#### Task to carry out:
Which lines include the word "减免单价"? Copy each of them.

#### Data for this task:
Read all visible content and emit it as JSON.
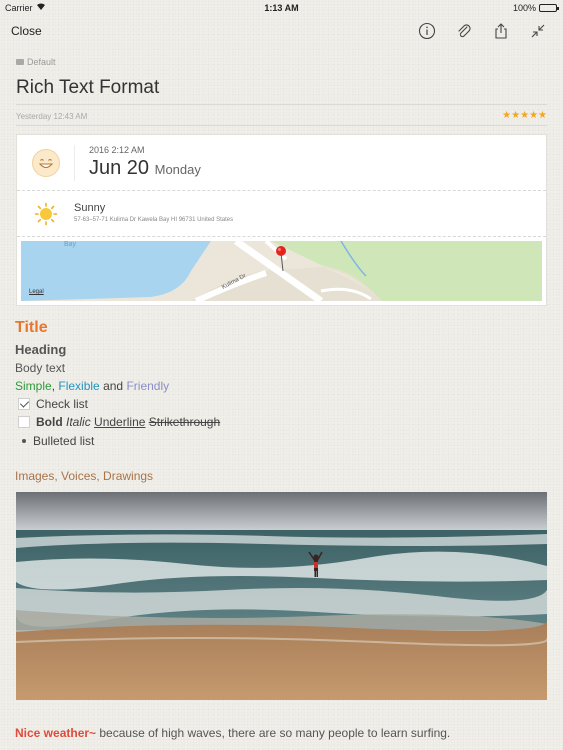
{
  "status_bar": {
    "carrier": "Carrier",
    "time": "1:13 AM",
    "battery": "100%"
  },
  "nav": {
    "close_label": "Close",
    "icons": [
      "info-icon",
      "attachment-icon",
      "share-icon",
      "collapse-icon"
    ]
  },
  "note": {
    "folder": "Default",
    "title": "Rich Text Format",
    "created": "Yesterday 12:43 AM",
    "rating": "★★★★★",
    "rating_value": 5
  },
  "card": {
    "mood": "smile-icon",
    "year_time": "2016  2:12 AM",
    "date": "Jun 20",
    "weekday": "Monday",
    "weather": "Sunny",
    "address": "57-63–57-71 Kulima Dr Kawela Bay HI 96731 United States",
    "map": {
      "bay_label": "Bay",
      "road_label": "Kulima Dr",
      "legal": "Legal"
    }
  },
  "rich_text": {
    "title": "Title",
    "heading": "Heading",
    "body": "Body text",
    "style_line": {
      "simple": "Simple",
      "comma": ",",
      "flexible": "Flexible",
      "and": "and",
      "friendly": "Friendly"
    },
    "check_list": "Check list",
    "formats": {
      "bold": "Bold",
      "italic": "Italic",
      "underline": "Underline",
      "strike": "Strikethrough"
    },
    "bulleted": "Bulleted list",
    "media": "Images, Voices, Drawings"
  },
  "footer": {
    "highlight": "Nice weather~",
    "text": " because of high waves, there are so many people to learn surfing."
  },
  "colors": {
    "accent_orange": "#e8762f",
    "star": "#f4a623",
    "simple_green": "#2e9a3d",
    "flexible_blue": "#2495c0",
    "friendly_purple": "#8a8ec7",
    "media_brown": "#a9744a",
    "nice_weather_red": "#e04a3b"
  }
}
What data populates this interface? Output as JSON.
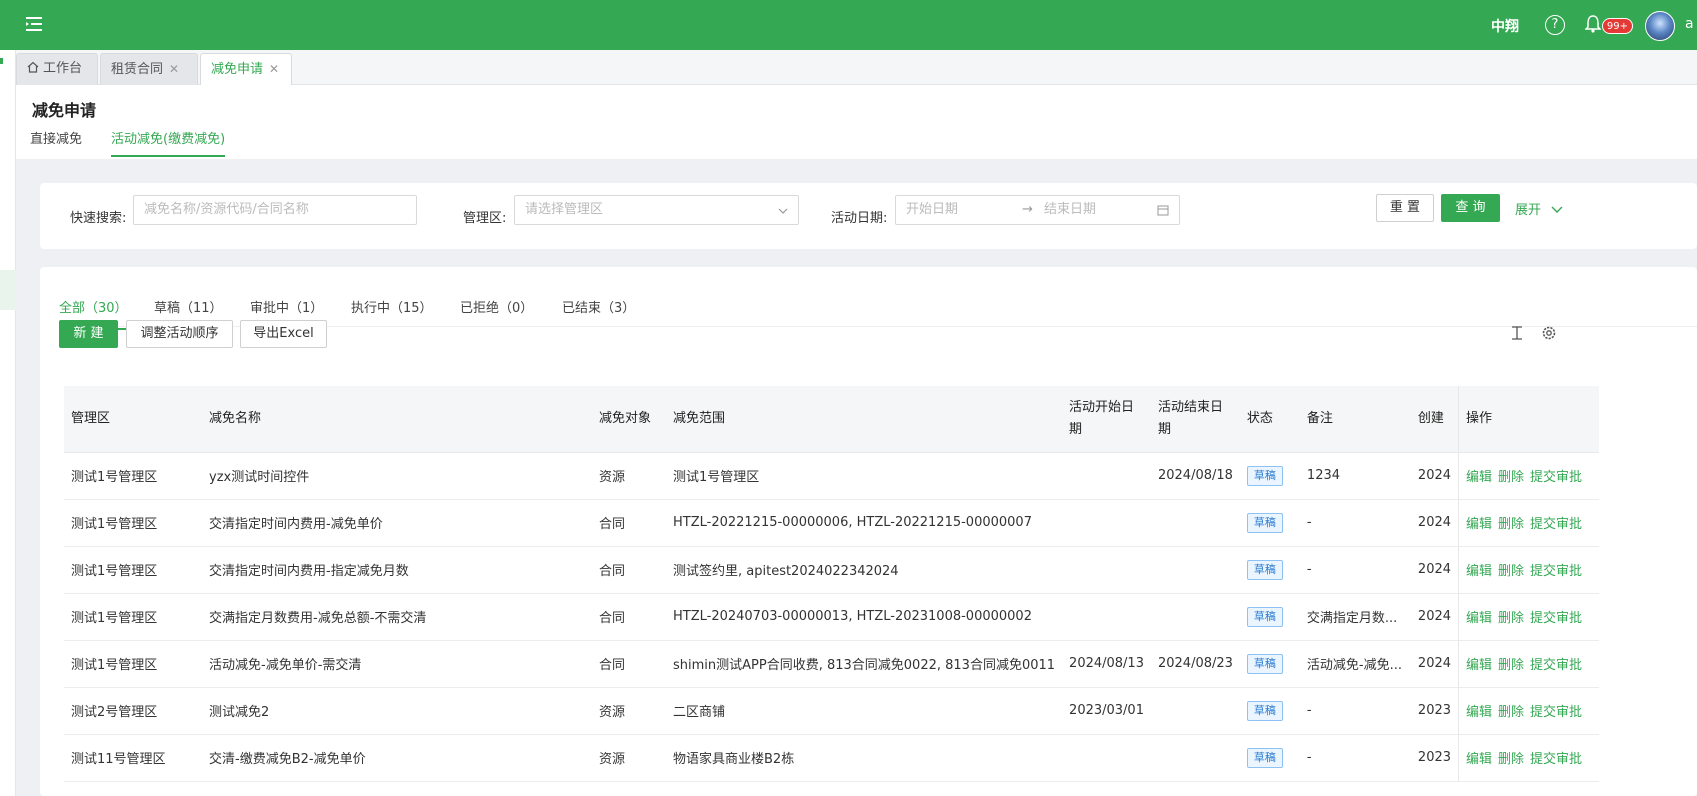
{
  "header": {
    "user_short": "中翔",
    "notification_badge": "99+",
    "user_name": "a"
  },
  "page_tabs": [
    {
      "label": "工作台"
    },
    {
      "label": "租赁合同"
    },
    {
      "label": "减免申请"
    }
  ],
  "page": {
    "title": "减免申请",
    "subtabs": [
      "直接减免",
      "活动减免(缴费减免)"
    ]
  },
  "filter": {
    "quick_search_label": "快速搜索:",
    "quick_search_placeholder": "减免名称/资源代码/合同名称",
    "mgmt_label": "管理区:",
    "mgmt_placeholder": "请选择管理区",
    "date_label": "活动日期:",
    "start_placeholder": "开始日期",
    "end_placeholder": "结束日期",
    "reset": "重 置",
    "query": "查 询",
    "expand": "展开"
  },
  "status_tabs": [
    "全部（30）",
    "草稿（11）",
    "审批中（1）",
    "执行中（15）",
    "已拒绝（0）",
    "已结束（3）"
  ],
  "toolbar": {
    "new": "新 建",
    "adjust": "调整活动顺序",
    "export": "导出Excel"
  },
  "table": {
    "columns": [
      "管理区",
      "减免名称",
      "减免对象",
      "减免范围",
      "活动开始日期",
      "活动结束日期",
      "状态",
      "备注",
      "创建",
      "操作"
    ],
    "rows": [
      [
        "测试1号管理区",
        "yzx测试时间控件",
        "资源",
        "测试1号管理区",
        "",
        "2024/08/18",
        "草稿",
        "1234",
        "2024"
      ],
      [
        "测试1号管理区",
        "交清指定时间内费用-减免单价",
        "合同",
        "HTZL-20221215-00000006, HTZL-20221215-00000007",
        "",
        "",
        "草稿",
        "-",
        "2024"
      ],
      [
        "测试1号管理区",
        "交清指定时间内费用-指定减免月数",
        "合同",
        "测试签约里, apitest2024022342024",
        "",
        "",
        "草稿",
        "-",
        "2024"
      ],
      [
        "测试1号管理区",
        "交满指定月数费用-减免总额-不需交清",
        "合同",
        "HTZL-20240703-00000013, HTZL-20231008-00000002",
        "",
        "",
        "草稿",
        "交满指定月数...",
        "2024"
      ],
      [
        "测试1号管理区",
        "活动减免-减免单价-需交清",
        "合同",
        "shimin测试APP合同收费, 813合同减免0022, 813合同减免0011",
        "2024/08/13",
        "2024/08/23",
        "草稿",
        "活动减免-减免...",
        "2024"
      ],
      [
        "测试2号管理区",
        "测试减免2",
        "资源",
        "二区商铺",
        "2023/03/01",
        "",
        "草稿",
        "-",
        "2023"
      ],
      [
        "测试11号管理区",
        "交清-缴费减免B2-减免单价",
        "资源",
        "物语家具商业楼B2栋",
        "",
        "",
        "草稿",
        "-",
        "2023"
      ]
    ],
    "actions": [
      "编辑",
      "删除",
      "提交审批"
    ]
  },
  "colors": {
    "brand": "#34a853",
    "tag_blue": "#2a7bd0"
  }
}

#### Problem solution:
        "交清指定时间内费用-减免单价",
        "活动减免-减免单价-需交清",
        "交清-缴费减免B2-减免单价",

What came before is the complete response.